═════ DATA PROVIDED ═════

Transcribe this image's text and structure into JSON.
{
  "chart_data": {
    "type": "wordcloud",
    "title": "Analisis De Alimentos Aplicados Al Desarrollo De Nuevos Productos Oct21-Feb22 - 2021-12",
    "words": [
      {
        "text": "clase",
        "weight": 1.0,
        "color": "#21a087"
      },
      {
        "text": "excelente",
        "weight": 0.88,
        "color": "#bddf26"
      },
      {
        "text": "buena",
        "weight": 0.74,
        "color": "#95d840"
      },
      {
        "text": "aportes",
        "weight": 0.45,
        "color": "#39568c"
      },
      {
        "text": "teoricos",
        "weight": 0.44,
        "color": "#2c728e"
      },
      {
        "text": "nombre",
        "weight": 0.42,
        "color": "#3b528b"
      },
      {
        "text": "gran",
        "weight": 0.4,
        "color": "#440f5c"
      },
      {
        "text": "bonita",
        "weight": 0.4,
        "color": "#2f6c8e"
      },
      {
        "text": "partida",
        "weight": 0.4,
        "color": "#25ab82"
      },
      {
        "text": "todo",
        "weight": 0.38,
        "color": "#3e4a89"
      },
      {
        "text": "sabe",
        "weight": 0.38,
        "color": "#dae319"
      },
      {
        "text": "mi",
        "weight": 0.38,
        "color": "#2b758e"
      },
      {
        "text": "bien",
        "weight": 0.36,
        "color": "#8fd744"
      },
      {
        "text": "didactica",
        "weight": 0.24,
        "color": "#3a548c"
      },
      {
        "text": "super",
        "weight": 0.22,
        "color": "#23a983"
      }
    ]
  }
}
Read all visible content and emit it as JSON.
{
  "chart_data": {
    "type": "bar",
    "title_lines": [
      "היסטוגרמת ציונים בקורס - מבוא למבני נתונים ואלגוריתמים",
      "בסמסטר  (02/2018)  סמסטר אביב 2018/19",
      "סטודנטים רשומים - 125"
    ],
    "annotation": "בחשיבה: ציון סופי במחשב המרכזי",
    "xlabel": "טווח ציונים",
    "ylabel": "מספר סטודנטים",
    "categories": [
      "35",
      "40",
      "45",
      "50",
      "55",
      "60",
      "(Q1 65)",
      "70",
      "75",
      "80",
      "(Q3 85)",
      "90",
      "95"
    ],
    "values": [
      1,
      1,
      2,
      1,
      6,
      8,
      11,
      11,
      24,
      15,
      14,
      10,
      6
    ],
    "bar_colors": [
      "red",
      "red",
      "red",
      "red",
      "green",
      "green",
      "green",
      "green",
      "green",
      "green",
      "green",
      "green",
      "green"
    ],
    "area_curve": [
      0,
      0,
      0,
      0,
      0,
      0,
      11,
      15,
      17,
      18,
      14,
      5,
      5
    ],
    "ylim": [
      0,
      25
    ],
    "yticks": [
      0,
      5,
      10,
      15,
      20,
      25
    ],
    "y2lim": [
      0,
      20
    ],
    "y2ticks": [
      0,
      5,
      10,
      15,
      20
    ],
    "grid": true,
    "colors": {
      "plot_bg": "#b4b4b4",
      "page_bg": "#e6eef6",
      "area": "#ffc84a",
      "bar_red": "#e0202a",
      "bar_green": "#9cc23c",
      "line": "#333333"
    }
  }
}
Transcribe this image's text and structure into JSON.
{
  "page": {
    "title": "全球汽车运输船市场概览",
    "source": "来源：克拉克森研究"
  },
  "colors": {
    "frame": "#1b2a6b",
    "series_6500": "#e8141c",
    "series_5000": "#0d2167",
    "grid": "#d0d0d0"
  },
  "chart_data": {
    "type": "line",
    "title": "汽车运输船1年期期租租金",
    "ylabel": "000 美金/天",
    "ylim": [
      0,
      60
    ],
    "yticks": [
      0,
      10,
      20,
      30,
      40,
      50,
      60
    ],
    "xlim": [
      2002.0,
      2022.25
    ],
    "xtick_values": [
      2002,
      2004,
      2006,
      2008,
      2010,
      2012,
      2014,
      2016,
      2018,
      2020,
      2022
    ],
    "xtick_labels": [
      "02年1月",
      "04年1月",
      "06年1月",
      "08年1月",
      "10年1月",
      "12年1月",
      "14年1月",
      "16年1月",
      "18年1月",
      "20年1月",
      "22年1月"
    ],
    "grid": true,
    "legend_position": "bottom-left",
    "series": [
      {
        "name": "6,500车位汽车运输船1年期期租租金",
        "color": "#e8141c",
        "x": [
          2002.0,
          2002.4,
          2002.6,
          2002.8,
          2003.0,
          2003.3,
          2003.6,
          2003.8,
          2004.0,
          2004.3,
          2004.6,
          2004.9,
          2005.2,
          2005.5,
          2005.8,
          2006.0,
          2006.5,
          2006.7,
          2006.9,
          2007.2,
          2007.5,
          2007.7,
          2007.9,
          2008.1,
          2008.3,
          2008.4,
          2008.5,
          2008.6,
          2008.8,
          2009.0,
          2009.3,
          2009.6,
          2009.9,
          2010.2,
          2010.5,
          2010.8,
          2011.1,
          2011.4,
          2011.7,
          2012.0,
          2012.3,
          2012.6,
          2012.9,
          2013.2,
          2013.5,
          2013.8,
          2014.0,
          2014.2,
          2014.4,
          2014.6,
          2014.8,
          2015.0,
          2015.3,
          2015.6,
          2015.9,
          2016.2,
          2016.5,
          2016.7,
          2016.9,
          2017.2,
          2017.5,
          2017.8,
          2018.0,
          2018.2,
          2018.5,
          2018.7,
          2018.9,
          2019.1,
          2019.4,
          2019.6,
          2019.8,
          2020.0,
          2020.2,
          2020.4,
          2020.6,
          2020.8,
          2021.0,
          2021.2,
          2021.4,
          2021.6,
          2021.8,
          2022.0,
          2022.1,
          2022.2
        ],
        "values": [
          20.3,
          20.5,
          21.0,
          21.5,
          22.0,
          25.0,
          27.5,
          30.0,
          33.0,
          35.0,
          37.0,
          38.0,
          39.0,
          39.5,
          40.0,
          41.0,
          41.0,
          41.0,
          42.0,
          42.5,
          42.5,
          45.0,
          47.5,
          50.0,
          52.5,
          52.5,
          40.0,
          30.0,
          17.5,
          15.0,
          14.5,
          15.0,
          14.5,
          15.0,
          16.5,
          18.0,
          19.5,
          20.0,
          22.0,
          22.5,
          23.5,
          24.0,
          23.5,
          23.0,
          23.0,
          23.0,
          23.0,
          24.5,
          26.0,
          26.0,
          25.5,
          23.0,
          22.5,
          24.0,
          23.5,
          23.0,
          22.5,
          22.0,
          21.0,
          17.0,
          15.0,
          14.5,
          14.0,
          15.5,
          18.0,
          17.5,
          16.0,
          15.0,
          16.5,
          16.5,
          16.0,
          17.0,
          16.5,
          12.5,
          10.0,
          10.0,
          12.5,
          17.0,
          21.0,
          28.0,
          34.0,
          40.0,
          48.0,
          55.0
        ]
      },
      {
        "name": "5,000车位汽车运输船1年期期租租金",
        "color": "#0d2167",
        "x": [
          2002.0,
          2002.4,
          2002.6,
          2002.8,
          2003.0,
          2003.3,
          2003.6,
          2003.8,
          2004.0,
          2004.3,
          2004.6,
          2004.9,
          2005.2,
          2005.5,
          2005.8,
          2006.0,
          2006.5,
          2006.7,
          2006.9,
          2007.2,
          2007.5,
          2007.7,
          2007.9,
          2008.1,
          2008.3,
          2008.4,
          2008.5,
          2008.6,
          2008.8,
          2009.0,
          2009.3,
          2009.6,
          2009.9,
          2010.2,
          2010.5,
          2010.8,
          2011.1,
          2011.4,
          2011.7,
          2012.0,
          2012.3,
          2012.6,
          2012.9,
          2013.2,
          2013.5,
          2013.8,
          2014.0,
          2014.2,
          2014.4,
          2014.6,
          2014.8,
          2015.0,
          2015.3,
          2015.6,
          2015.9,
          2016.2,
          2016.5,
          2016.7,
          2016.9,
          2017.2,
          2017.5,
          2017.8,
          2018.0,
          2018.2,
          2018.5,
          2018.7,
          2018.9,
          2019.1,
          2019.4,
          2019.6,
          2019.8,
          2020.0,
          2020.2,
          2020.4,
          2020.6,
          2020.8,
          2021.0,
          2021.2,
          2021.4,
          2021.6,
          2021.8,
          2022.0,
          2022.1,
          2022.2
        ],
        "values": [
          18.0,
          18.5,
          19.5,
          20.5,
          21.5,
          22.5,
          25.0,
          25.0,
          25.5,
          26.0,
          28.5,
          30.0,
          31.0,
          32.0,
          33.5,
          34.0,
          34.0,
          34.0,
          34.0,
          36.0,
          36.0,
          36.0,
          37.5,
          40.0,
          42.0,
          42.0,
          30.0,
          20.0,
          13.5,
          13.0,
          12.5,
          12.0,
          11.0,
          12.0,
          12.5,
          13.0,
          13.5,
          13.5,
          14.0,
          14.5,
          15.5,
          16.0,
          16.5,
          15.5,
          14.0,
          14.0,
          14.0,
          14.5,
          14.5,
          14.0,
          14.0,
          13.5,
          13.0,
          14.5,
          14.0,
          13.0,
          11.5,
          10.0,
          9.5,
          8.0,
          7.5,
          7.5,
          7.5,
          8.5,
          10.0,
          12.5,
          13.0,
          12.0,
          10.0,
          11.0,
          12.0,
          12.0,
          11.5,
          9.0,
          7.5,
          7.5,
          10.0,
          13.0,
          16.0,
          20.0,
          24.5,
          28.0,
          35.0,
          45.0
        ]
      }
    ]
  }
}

═════

TASK:
Pull out each line of the entries that contains "ylabel".

EXERCISE ANSWER:
    "ylabel": "מספר סטודנטים",
    "ylabel": "000 美金/天",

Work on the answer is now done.